• _What to do_:
Search the records for the word "výroby" and report each line that has it.

• _Exercise materials_:
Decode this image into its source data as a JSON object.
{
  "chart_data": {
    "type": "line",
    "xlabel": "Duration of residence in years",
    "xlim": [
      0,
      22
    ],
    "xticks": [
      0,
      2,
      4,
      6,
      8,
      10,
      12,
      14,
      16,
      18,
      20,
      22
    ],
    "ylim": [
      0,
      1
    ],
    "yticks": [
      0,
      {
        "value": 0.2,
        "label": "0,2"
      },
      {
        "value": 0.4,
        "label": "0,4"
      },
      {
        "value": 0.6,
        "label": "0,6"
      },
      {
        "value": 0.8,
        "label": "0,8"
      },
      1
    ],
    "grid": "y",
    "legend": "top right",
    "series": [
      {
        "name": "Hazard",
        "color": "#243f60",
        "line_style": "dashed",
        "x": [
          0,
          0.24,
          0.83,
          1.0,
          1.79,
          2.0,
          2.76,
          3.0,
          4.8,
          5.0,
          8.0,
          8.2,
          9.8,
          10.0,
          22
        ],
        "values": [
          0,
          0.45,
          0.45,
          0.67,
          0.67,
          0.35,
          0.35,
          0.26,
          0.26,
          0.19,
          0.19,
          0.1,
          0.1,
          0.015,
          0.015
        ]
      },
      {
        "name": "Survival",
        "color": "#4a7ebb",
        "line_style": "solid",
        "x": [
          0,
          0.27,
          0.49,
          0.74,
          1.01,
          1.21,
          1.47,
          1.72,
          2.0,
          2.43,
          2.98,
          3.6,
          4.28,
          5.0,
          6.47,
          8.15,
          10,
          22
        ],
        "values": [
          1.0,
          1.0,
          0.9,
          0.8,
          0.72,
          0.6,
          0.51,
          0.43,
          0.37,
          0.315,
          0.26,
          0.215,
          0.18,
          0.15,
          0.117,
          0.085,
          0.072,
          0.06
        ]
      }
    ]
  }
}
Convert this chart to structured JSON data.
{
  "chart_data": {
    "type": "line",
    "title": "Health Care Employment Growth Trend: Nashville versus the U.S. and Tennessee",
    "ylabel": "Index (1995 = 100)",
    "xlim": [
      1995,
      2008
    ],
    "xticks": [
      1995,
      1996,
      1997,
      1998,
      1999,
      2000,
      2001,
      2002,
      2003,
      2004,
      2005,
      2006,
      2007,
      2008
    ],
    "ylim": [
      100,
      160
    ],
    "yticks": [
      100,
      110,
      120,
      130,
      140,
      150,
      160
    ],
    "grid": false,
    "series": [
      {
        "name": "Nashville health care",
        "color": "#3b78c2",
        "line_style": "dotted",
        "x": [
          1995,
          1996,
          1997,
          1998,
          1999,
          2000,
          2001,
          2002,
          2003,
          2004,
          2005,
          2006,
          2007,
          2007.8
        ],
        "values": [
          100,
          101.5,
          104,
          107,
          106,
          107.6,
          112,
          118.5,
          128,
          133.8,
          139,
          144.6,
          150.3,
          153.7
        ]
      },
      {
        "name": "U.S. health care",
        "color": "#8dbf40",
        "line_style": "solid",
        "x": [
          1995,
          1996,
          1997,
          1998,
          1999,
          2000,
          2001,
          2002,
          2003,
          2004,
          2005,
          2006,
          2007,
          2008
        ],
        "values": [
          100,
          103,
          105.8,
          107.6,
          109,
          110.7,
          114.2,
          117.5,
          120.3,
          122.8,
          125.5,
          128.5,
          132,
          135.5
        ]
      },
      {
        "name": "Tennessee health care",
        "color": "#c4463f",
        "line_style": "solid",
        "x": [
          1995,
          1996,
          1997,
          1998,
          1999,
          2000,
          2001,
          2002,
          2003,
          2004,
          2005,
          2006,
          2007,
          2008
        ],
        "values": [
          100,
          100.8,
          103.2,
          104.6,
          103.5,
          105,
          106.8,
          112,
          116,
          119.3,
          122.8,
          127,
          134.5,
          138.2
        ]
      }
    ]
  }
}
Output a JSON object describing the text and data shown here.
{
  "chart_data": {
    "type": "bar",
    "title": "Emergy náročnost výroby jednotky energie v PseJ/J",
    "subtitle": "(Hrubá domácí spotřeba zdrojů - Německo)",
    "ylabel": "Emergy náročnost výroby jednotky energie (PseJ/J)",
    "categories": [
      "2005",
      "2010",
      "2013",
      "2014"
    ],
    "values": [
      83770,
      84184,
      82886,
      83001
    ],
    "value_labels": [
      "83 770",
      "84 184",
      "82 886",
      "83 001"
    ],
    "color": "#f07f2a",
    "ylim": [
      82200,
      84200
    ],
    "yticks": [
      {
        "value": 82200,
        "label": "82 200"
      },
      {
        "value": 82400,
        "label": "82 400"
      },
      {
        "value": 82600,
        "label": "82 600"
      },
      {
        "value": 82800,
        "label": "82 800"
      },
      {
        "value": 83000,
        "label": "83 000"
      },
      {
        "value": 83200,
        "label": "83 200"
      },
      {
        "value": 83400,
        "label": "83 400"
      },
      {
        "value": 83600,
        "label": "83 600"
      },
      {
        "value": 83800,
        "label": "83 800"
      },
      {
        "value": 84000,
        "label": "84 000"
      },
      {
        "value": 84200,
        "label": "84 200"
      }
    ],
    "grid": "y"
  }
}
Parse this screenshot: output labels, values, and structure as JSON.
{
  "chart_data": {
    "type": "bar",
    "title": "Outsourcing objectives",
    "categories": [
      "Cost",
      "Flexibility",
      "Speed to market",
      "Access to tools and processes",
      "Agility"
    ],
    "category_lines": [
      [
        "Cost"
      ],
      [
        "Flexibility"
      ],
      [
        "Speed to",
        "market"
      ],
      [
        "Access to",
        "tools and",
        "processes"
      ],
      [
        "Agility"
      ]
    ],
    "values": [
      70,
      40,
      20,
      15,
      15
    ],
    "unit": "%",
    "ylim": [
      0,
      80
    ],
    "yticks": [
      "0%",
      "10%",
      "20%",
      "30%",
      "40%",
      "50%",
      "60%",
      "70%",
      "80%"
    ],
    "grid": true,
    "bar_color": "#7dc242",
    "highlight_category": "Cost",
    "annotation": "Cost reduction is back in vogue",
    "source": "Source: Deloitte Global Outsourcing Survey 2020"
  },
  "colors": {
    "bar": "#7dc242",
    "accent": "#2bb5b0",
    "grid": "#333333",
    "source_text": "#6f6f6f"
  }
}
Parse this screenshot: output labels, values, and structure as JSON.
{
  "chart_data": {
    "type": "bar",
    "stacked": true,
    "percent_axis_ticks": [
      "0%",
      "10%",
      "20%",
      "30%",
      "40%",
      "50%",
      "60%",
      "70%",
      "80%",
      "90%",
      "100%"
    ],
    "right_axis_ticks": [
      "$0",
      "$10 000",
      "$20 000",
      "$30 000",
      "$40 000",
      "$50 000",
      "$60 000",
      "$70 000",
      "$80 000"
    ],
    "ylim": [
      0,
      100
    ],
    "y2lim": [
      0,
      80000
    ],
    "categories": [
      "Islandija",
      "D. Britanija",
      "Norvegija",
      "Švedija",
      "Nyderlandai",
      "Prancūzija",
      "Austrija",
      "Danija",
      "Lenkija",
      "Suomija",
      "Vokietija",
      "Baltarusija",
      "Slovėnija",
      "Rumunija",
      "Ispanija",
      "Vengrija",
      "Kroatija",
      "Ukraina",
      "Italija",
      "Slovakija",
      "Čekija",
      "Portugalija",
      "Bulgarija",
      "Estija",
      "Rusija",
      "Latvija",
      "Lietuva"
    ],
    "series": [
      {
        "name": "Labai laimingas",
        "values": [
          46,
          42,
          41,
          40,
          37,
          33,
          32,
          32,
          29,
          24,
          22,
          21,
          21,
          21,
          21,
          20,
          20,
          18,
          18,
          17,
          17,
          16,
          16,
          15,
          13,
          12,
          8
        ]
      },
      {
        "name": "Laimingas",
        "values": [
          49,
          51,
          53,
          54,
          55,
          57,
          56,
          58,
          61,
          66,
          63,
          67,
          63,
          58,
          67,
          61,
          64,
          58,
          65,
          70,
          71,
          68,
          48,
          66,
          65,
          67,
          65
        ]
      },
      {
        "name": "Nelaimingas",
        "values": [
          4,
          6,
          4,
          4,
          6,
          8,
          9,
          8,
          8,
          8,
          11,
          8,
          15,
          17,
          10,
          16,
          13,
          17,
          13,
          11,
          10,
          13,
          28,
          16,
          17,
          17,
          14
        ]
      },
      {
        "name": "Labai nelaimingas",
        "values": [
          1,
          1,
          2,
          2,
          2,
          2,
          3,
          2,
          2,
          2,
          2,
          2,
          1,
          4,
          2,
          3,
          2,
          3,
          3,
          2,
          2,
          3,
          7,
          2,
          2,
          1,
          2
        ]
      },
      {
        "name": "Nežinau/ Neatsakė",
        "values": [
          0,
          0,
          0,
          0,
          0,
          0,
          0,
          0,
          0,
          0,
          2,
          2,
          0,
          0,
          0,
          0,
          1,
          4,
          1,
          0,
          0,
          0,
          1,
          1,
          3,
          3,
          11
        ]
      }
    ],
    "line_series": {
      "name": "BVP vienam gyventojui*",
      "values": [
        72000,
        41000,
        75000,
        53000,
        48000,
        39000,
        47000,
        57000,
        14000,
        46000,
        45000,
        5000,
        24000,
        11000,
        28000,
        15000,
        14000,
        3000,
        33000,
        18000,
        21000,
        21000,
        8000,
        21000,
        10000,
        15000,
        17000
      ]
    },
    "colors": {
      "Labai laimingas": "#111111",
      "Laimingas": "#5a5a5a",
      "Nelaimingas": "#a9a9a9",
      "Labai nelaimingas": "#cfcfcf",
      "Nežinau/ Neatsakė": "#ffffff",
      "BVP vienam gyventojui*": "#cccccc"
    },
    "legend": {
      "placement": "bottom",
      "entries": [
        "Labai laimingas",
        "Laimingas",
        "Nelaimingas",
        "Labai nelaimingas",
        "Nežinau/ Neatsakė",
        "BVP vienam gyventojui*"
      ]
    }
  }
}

• _The reply_:
    "title": "Emergy náročnost výroby jednotky energie v PseJ/J",
    "ylabel": "Emergy náročnost výroby jednotky energie (PseJ/J)",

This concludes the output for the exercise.